┌─ Material provided
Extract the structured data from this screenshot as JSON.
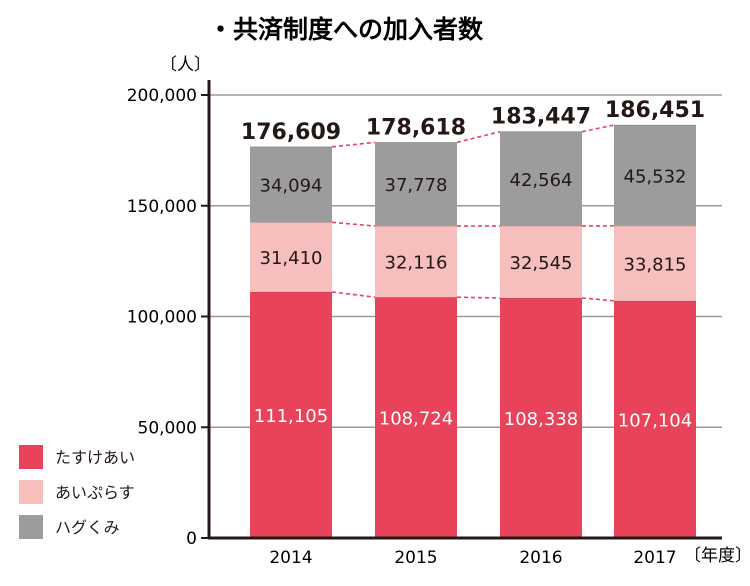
{
  "title": "・共済制度への加入者数",
  "chart_data": {
    "type": "bar",
    "stacked": true,
    "title": "・共済制度への加入者数",
    "ylabel": "〔人〕",
    "xlabel": "〔年度〕",
    "categories": [
      "2014",
      "2015",
      "2016",
      "2017"
    ],
    "ylim": [
      0,
      200000
    ],
    "yticks": [
      0,
      50000,
      100000,
      150000,
      200000
    ],
    "ytick_labels": [
      "0",
      "50,000",
      "100,000",
      "150,000",
      "200,000"
    ],
    "grid": true,
    "legend_position": "bottom-left",
    "series": [
      {
        "name": "たすけあい",
        "color": "#e8435a",
        "label_color": "#ffffff",
        "values": [
          111105,
          108724,
          108338,
          107104
        ],
        "labels": [
          "111,105",
          "108,724",
          "108,338",
          "107,104"
        ]
      },
      {
        "name": "あいぷらす",
        "color": "#f6bfbd",
        "label_color": "#231815",
        "values": [
          31410,
          32116,
          32545,
          33815
        ],
        "labels": [
          "31,410",
          "32,116",
          "32,545",
          "33,815"
        ]
      },
      {
        "name": "ハグくみ",
        "color": "#9c9c9c",
        "label_color": "#231815",
        "values": [
          34094,
          37778,
          42564,
          45532
        ],
        "labels": [
          "34,094",
          "37,778",
          "42,564",
          "45,532"
        ]
      }
    ],
    "totals": [
      176609,
      178618,
      183447,
      186451
    ],
    "total_labels": [
      "176,609",
      "178,618",
      "183,447",
      "186,451"
    ],
    "connector_color": "#e8435a"
  }
}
└─
- [Exercise aim]: Reproduce the whole listing word for word, setting aside any pictures.

- [Response to this task]:
Extract the structured data from this screenshot as JSON.
{
  "title": "・共済制度への加入者数",
  "chart_data": {
    "type": "bar",
    "stacked": true,
    "title": "・共済制度への加入者数",
    "ylabel": "〔人〕",
    "xlabel": "〔年度〕",
    "categories": [
      "2014",
      "2015",
      "2016",
      "2017"
    ],
    "ylim": [
      0,
      200000
    ],
    "yticks": [
      0,
      50000,
      100000,
      150000,
      200000
    ],
    "ytick_labels": [
      "0",
      "50,000",
      "100,000",
      "150,000",
      "200,000"
    ],
    "grid": true,
    "legend_position": "bottom-left",
    "series": [
      {
        "name": "たすけあい",
        "color": "#e8435a",
        "label_color": "#ffffff",
        "values": [
          111105,
          108724,
          108338,
          107104
        ],
        "labels": [
          "111,105",
          "108,724",
          "108,338",
          "107,104"
        ]
      },
      {
        "name": "あいぷらす",
        "color": "#f6bfbd",
        "label_color": "#231815",
        "values": [
          31410,
          32116,
          32545,
          33815
        ],
        "labels": [
          "31,410",
          "32,116",
          "32,545",
          "33,815"
        ]
      },
      {
        "name": "ハグくみ",
        "color": "#9c9c9c",
        "label_color": "#231815",
        "values": [
          34094,
          37778,
          42564,
          45532
        ],
        "labels": [
          "34,094",
          "37,778",
          "42,564",
          "45,532"
        ]
      }
    ],
    "totals": [
      176609,
      178618,
      183447,
      186451
    ],
    "total_labels": [
      "176,609",
      "178,618",
      "183,447",
      "186,451"
    ],
    "connector_color": "#e8435a"
  }
}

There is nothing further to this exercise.